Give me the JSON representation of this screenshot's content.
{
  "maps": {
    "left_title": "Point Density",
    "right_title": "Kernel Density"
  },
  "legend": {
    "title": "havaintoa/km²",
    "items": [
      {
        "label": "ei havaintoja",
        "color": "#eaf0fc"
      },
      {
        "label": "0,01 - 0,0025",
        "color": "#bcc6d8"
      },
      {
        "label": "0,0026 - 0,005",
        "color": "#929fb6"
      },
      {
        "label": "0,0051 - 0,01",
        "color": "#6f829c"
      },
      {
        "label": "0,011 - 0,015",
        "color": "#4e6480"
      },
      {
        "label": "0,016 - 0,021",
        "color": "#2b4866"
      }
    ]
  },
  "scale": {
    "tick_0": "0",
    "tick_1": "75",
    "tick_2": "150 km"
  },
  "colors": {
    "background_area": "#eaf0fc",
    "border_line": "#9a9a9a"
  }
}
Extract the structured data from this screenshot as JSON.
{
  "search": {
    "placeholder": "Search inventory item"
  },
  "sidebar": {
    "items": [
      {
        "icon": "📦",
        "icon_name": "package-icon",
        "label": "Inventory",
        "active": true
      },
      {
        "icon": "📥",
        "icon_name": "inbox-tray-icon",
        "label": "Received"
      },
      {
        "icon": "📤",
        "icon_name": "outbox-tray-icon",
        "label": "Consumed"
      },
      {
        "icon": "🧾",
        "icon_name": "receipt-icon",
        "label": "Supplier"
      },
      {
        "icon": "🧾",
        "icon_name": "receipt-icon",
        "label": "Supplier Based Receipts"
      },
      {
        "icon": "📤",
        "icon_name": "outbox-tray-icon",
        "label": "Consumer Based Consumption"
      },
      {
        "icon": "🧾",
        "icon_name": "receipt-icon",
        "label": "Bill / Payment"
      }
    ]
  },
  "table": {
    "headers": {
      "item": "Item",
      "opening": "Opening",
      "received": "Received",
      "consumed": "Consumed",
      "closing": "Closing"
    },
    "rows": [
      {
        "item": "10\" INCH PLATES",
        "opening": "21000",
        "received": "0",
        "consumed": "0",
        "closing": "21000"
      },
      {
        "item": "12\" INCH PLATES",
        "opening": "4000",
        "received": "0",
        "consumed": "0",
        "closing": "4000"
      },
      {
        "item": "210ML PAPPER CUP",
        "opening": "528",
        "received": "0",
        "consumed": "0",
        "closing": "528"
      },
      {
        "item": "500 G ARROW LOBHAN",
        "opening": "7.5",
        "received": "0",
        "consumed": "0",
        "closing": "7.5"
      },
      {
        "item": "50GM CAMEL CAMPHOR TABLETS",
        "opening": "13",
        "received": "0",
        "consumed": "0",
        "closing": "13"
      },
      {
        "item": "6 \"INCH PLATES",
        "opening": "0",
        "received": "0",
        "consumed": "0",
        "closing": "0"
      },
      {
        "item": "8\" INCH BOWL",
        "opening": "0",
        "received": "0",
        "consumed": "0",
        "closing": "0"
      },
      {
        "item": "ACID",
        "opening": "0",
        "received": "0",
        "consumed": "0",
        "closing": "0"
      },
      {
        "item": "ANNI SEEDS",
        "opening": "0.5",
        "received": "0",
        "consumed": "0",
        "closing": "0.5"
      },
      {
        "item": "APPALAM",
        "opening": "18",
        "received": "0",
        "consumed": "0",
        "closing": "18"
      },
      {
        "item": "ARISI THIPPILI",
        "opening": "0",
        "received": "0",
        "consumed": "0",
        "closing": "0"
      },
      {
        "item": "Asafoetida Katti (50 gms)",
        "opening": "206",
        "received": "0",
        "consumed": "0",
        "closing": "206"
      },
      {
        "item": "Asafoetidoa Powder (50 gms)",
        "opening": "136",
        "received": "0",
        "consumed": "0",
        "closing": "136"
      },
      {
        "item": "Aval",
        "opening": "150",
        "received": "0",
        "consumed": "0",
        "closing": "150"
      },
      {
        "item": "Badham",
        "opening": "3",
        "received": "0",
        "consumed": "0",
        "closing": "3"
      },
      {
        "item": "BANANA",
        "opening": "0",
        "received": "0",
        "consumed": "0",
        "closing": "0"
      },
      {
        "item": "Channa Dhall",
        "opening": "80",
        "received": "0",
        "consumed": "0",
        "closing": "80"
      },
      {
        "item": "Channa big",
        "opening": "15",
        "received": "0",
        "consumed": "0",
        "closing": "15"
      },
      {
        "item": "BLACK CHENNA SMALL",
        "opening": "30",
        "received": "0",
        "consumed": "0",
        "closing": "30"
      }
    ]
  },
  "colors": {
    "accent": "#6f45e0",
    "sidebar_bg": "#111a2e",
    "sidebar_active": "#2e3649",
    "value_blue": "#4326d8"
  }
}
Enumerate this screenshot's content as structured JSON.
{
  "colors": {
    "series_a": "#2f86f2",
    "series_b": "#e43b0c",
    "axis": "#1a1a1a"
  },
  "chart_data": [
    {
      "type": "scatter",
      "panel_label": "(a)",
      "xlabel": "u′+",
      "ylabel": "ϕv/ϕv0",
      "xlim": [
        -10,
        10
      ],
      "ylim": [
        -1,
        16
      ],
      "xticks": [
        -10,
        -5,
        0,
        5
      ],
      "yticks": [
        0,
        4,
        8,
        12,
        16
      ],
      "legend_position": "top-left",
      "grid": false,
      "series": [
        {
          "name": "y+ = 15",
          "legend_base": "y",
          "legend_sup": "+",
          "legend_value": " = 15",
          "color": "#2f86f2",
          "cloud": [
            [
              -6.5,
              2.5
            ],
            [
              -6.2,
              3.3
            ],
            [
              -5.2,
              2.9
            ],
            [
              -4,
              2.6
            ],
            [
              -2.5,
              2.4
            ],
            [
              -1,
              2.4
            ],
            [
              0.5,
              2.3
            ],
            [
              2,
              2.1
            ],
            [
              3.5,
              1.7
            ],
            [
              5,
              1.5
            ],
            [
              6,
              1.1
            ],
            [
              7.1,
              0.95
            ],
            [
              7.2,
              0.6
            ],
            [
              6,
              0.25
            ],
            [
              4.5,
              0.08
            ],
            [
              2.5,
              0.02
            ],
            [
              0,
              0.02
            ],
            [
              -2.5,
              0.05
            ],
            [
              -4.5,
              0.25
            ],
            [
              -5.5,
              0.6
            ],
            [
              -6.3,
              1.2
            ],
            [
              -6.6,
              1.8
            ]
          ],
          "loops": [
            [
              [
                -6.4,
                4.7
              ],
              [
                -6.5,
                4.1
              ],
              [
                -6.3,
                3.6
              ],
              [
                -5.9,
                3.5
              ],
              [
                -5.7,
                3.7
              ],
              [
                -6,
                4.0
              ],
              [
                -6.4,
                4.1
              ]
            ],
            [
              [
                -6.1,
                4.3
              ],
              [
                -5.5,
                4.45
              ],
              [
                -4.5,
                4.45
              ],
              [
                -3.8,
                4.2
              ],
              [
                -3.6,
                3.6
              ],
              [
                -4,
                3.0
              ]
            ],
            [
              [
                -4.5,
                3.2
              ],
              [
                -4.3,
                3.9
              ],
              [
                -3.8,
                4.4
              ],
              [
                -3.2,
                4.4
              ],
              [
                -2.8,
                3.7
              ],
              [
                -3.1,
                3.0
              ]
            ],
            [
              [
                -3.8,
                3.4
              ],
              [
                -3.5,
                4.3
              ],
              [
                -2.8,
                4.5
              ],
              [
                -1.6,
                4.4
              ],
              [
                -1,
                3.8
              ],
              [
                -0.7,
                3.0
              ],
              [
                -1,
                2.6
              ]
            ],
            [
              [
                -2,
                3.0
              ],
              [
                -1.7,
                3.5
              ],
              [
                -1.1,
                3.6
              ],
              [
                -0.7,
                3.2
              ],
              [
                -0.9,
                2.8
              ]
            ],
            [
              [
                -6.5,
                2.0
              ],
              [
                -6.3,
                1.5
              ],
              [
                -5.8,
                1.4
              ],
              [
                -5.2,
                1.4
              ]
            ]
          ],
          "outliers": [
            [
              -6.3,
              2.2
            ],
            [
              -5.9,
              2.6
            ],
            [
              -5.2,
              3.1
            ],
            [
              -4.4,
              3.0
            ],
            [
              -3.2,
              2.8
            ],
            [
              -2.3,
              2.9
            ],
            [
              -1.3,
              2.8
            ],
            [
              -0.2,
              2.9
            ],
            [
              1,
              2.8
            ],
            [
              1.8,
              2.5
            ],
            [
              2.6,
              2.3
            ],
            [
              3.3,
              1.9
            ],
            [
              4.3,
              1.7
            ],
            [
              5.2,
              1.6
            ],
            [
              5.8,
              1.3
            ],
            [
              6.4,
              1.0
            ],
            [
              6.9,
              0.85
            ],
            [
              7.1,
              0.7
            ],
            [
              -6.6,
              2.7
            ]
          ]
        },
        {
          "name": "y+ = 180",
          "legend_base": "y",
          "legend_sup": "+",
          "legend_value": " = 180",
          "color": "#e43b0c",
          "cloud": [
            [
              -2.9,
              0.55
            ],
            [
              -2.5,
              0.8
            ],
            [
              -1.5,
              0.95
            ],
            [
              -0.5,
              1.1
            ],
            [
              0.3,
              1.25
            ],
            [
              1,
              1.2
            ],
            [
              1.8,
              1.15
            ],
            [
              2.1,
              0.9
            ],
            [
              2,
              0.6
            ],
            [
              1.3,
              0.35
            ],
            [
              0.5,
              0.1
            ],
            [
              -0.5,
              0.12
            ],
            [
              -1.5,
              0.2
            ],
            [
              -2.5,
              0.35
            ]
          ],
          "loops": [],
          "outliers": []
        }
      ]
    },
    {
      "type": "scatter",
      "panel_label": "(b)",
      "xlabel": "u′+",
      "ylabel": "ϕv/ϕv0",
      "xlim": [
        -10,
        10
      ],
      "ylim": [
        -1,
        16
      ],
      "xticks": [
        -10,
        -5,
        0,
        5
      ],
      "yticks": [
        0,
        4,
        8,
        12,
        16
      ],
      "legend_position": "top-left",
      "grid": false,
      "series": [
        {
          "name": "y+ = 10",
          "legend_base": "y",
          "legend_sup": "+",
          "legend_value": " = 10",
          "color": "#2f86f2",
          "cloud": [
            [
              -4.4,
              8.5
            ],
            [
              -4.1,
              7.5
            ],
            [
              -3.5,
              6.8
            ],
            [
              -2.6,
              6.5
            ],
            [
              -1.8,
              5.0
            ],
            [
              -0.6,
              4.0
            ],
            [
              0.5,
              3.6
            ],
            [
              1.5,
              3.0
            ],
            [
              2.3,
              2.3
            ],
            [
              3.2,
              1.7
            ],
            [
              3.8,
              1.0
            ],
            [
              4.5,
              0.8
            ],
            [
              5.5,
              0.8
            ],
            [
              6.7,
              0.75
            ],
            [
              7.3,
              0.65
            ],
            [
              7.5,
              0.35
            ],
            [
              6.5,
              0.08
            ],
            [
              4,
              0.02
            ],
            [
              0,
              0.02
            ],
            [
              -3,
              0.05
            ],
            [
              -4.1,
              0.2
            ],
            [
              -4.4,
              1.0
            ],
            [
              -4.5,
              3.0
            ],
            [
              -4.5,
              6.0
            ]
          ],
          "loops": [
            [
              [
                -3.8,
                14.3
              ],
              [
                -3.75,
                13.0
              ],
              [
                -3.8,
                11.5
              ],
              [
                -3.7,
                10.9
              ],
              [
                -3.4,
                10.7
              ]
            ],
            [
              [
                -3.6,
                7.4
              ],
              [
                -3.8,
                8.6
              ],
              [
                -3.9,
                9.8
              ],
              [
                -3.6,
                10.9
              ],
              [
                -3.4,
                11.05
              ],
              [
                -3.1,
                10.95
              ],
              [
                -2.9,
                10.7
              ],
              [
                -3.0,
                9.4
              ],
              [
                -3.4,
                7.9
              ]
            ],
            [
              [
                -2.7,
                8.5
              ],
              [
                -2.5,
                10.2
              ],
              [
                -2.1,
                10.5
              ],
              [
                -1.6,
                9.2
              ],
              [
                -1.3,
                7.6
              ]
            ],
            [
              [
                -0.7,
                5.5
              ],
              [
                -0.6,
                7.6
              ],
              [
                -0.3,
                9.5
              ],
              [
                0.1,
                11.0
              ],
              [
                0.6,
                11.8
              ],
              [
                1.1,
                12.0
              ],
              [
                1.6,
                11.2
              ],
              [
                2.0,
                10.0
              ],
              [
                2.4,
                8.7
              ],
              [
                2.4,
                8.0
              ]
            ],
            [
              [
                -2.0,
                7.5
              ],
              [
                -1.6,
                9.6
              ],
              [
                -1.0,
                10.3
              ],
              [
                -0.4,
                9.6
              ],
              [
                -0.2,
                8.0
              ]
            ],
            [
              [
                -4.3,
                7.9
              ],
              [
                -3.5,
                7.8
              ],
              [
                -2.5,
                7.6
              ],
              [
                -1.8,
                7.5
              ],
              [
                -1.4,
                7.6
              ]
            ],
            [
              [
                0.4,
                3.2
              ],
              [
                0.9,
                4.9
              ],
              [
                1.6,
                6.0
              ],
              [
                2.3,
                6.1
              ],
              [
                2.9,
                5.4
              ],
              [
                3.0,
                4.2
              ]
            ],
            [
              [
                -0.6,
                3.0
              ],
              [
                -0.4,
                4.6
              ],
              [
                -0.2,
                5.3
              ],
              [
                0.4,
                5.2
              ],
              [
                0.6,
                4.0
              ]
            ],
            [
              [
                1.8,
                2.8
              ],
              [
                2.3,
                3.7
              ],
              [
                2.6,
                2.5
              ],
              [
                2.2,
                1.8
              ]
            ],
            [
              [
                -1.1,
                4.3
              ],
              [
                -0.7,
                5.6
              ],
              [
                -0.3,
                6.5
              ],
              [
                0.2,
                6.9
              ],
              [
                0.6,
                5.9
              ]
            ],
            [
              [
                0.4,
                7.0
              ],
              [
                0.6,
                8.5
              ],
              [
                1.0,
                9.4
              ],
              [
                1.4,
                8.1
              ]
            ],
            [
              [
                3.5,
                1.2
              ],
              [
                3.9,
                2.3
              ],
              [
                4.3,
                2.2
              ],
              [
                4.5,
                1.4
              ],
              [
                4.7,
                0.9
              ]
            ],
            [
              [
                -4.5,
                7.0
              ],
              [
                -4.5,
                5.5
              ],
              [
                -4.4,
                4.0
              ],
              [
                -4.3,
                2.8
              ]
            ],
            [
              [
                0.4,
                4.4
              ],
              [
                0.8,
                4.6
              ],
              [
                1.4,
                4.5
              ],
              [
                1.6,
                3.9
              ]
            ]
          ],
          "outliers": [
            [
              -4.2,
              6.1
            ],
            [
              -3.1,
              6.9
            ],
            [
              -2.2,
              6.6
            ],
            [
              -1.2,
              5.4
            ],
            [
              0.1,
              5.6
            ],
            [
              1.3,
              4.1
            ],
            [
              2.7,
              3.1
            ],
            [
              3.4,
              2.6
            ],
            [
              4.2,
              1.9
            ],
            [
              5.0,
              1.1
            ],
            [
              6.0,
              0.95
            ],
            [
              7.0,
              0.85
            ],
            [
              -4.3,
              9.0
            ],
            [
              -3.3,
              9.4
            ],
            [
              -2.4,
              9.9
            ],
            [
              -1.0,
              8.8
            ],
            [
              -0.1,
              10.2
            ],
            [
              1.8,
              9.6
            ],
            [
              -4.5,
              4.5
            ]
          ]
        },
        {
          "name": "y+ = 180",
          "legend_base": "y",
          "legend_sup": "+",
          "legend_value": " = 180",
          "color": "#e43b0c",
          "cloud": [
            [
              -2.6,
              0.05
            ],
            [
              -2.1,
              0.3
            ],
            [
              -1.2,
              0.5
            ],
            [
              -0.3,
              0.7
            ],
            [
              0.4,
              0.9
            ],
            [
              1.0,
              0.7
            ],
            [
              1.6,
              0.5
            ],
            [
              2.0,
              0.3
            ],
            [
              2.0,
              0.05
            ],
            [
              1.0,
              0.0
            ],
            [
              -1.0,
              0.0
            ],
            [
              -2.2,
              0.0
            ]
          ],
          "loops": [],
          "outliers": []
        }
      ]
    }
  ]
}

---*---

WORK INSTRUCTIONS: Copy each line above that contains the string "INCH".

PROBLEM SOLUTION:
        "item": "10\" INCH PLATES",
        "item": "12\" INCH PLATES",
        "item": "6 \"INCH PLATES",
        "item": "8\" INCH BOWL",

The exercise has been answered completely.